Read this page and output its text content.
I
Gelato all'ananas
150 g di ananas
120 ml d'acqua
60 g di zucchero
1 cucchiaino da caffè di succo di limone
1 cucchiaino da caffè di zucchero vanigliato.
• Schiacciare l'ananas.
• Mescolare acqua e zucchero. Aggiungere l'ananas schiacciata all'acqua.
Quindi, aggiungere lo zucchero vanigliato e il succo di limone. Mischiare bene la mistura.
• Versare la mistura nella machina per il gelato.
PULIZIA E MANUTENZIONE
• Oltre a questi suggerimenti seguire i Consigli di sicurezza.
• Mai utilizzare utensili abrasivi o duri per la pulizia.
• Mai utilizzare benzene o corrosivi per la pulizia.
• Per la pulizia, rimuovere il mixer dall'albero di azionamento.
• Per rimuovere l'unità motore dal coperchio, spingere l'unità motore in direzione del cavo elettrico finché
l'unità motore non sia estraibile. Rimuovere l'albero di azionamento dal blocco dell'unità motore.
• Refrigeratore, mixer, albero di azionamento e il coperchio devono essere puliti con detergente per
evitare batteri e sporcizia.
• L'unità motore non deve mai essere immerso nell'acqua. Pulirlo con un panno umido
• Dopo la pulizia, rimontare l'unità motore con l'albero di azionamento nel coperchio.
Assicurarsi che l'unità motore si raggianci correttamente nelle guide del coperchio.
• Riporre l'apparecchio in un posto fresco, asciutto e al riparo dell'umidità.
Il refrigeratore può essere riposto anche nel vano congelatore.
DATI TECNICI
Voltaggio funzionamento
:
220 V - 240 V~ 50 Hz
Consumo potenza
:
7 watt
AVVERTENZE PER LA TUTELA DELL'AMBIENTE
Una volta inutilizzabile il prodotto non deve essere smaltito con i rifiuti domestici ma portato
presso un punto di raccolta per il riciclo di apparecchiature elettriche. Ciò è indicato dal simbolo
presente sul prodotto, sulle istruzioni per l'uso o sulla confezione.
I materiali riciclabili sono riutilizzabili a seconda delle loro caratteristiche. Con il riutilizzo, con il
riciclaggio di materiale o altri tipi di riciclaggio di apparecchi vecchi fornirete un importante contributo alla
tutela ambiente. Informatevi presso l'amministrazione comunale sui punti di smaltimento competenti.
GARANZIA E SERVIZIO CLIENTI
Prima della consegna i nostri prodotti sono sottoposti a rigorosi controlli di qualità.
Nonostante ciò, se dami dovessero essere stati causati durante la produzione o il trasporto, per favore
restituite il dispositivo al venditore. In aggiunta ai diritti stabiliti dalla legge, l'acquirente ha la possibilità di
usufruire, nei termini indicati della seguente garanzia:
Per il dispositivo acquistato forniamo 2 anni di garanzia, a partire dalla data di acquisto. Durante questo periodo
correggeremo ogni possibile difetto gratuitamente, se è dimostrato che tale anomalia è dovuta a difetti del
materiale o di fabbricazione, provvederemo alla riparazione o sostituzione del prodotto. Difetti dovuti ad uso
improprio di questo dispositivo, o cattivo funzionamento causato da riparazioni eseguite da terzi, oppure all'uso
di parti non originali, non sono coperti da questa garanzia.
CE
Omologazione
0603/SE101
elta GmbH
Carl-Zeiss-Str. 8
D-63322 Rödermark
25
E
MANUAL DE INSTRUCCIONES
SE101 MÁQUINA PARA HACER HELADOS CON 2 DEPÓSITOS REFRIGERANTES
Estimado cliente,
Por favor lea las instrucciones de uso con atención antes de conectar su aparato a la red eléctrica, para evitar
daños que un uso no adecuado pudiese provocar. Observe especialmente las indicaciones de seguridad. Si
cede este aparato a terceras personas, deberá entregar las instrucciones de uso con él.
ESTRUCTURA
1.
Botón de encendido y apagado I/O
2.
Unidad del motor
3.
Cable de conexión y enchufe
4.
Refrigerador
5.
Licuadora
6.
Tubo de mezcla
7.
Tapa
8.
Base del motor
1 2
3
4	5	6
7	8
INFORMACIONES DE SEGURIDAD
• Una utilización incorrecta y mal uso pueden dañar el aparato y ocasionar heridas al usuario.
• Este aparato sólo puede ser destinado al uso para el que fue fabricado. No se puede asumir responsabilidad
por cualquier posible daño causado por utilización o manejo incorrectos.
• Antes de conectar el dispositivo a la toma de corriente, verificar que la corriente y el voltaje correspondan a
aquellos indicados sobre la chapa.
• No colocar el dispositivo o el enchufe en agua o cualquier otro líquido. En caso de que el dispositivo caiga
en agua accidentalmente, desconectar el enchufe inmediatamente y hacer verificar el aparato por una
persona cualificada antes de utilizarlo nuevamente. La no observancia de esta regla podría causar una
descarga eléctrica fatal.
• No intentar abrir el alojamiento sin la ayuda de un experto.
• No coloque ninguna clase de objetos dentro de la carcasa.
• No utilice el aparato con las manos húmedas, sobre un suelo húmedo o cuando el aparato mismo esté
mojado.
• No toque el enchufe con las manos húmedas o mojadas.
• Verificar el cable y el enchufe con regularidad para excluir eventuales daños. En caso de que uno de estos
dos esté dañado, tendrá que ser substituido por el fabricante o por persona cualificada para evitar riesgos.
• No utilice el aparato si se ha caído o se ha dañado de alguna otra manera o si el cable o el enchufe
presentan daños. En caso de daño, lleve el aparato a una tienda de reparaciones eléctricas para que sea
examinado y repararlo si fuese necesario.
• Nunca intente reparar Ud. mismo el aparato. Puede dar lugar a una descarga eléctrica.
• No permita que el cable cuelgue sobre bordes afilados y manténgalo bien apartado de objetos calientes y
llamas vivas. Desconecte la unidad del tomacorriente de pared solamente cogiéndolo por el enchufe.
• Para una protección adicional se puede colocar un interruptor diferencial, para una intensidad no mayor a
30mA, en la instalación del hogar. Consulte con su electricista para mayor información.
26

+-------+

→ THE REQUEST:
Restate the data above exactly, keeping each word as it stands.

→ EXPECTED ANSWER:
Read this page and output its text content.
I
Gelato all'ananas
150 g di ananas
120 ml d'acqua
60 g di zucchero
1 cucchiaino da caffè di succo di limone
1 cucchiaino da caffè di zucchero vanigliato.
• Schiacciare l'ananas.
• Mescolare acqua e zucchero. Aggiungere l'ananas schiacciata all'acqua.
Quindi, aggiungere lo zucchero vanigliato e il succo di limone. Mischiare bene la mistura.
• Versare la mistura nella machina per il gelato.
PULIZIA E MANUTENZIONE
• Oltre a questi suggerimenti seguire i Consigli di sicurezza.
• Mai utilizzare utensili abrasivi o duri per la pulizia.
• Mai utilizzare benzene o corrosivi per la pulizia.
• Per la pulizia, rimuovere il mixer dall'albero di azionamento.
• Per rimuovere l'unità motore dal coperchio, spingere l'unità motore in direzione del cavo elettrico finché
l'unità motore non sia estraibile. Rimuovere l'albero di azionamento dal blocco dell'unità motore.
• Refrigeratore, mixer, albero di azionamento e il coperchio devono essere puliti con detergente per
evitare batteri e sporcizia.
• L'unità motore non deve mai essere immerso nell'acqua. Pulirlo con un panno umido
• Dopo la pulizia, rimontare l'unità motore con l'albero di azionamento nel coperchio.
Assicurarsi che l'unità motore si raggianci correttamente nelle guide del coperchio.
• Riporre l'apparecchio in un posto fresco, asciutto e al riparo dell'umidità.
Il refrigeratore può essere riposto anche nel vano congelatore.
DATI TECNICI
Voltaggio funzionamento
:
220 V - 240 V~ 50 Hz
Consumo potenza
:
7 watt
AVVERTENZE PER LA TUTELA DELL'AMBIENTE
Una volta inutilizzabile il prodotto non deve essere smaltito con i rifiuti domestici ma portato
presso un punto di raccolta per il riciclo di apparecchiature elettriche. Ciò è indicato dal simbolo
presente sul prodotto, sulle istruzioni per l'uso o sulla confezione.
I materiali riciclabili sono riutilizzabili a seconda delle loro caratteristiche. Con il riutilizzo, con il
riciclaggio di materiale o altri tipi di riciclaggio di apparecchi vecchi fornirete un importante contributo alla
tutela ambiente. Informatevi presso l'amministrazione comunale sui punti di smaltimento competenti.
GARANZIA E SERVIZIO CLIENTI
Prima della consegna i nostri prodotti sono sottoposti a rigorosi controlli di qualità.
Nonostante ciò, se dami dovessero essere stati causati durante la produzione o il trasporto, per favore
restituite il dispositivo al venditore. In aggiunta ai diritti stabiliti dalla legge, l'acquirente ha la possibilità di
usufruire, nei termini indicati della seguente garanzia:
Per il dispositivo acquistato forniamo 2 anni di garanzia, a partire dalla data di acquisto. Durante questo periodo
correggeremo ogni possibile difetto gratuitamente, se è dimostrato che tale anomalia è dovuta a difetti del
materiale o di fabbricazione, provvederemo alla riparazione o sostituzione del prodotto. Difetti dovuti ad uso
improprio di questo dispositivo, o cattivo funzionamento causato da riparazioni eseguite da terzi, oppure all'uso
di parti non originali, non sono coperti da questa garanzia.
CE
Omologazione
0603/SE101
elta GmbH
Carl-Zeiss-Str. 8
D-63322 Rödermark
25
E
MANUAL DE INSTRUCCIONES
SE101 MÁQUINA PARA HACER HELADOS CON 2 DEPÓSITOS REFRIGERANTES
Estimado cliente,
Por favor lea las instrucciones de uso con atención antes de conectar su aparato a la red eléctrica, para evitar
daños que un uso no adecuado pudiese provocar. Observe especialmente las indicaciones de seguridad. Si
cede este aparato a terceras personas, deberá entregar las instrucciones de uso con él.
ESTRUCTURA
1.
Botón de encendido y apagado I/O
2.
Unidad del motor
3.
Cable de conexión y enchufe
4.
Refrigerador
5.
Licuadora
6.
Tubo de mezcla
7.
Tapa
8.
Base del motor
1 2
3
4	5	6
7	8
INFORMACIONES DE SEGURIDAD
• Una utilización incorrecta y mal uso pueden dañar el aparato y ocasionar heridas al usuario.
• Este aparato sólo puede ser destinado al uso para el que fue fabricado. No se puede asumir responsabilidad
por cualquier posible daño causado por utilización o manejo incorrectos.
• Antes de conectar el dispositivo a la toma de corriente, verificar que la corriente y el voltaje correspondan a
aquellos indicados sobre la chapa.
• No colocar el dispositivo o el enchufe en agua o cualquier otro líquido. En caso de que el dispositivo caiga
en agua accidentalmente, desconectar el enchufe inmediatamente y hacer verificar el aparato por una
persona cualificada antes de utilizarlo nuevamente. La no observancia de esta regla podría causar una
descarga eléctrica fatal.
• No intentar abrir el alojamiento sin la ayuda de un experto.
• No coloque ninguna clase de objetos dentro de la carcasa.
• No utilice el aparato con las manos húmedas, sobre un suelo húmedo o cuando el aparato mismo esté
mojado.
• No toque el enchufe con las manos húmedas o mojadas.
• Verificar el cable y el enchufe con regularidad para excluir eventuales daños. En caso de que uno de estos
dos esté dañado, tendrá que ser substituido por el fabricante o por persona cualificada para evitar riesgos.
• No utilice el aparato si se ha caído o se ha dañado de alguna otra manera o si el cable o el enchufe
presentan daños. En caso de daño, lleve el aparato a una tienda de reparaciones eléctricas para que sea
examinado y repararlo si fuese necesario.
• Nunca intente reparar Ud. mismo el aparato. Puede dar lugar a una descarga eléctrica.
• No permita que el cable cuelgue sobre bordes afilados y manténgalo bien apartado de objetos calientes y
llamas vivas. Desconecte la unidad del tomacorriente de pared solamente cogiéndolo por el enchufe.
• Para una protección adicional se puede colocar un interruptor diferencial, para una intensidad no mayor a
30mA, en la instalación del hogar. Consulte con su electricista para mayor información.
26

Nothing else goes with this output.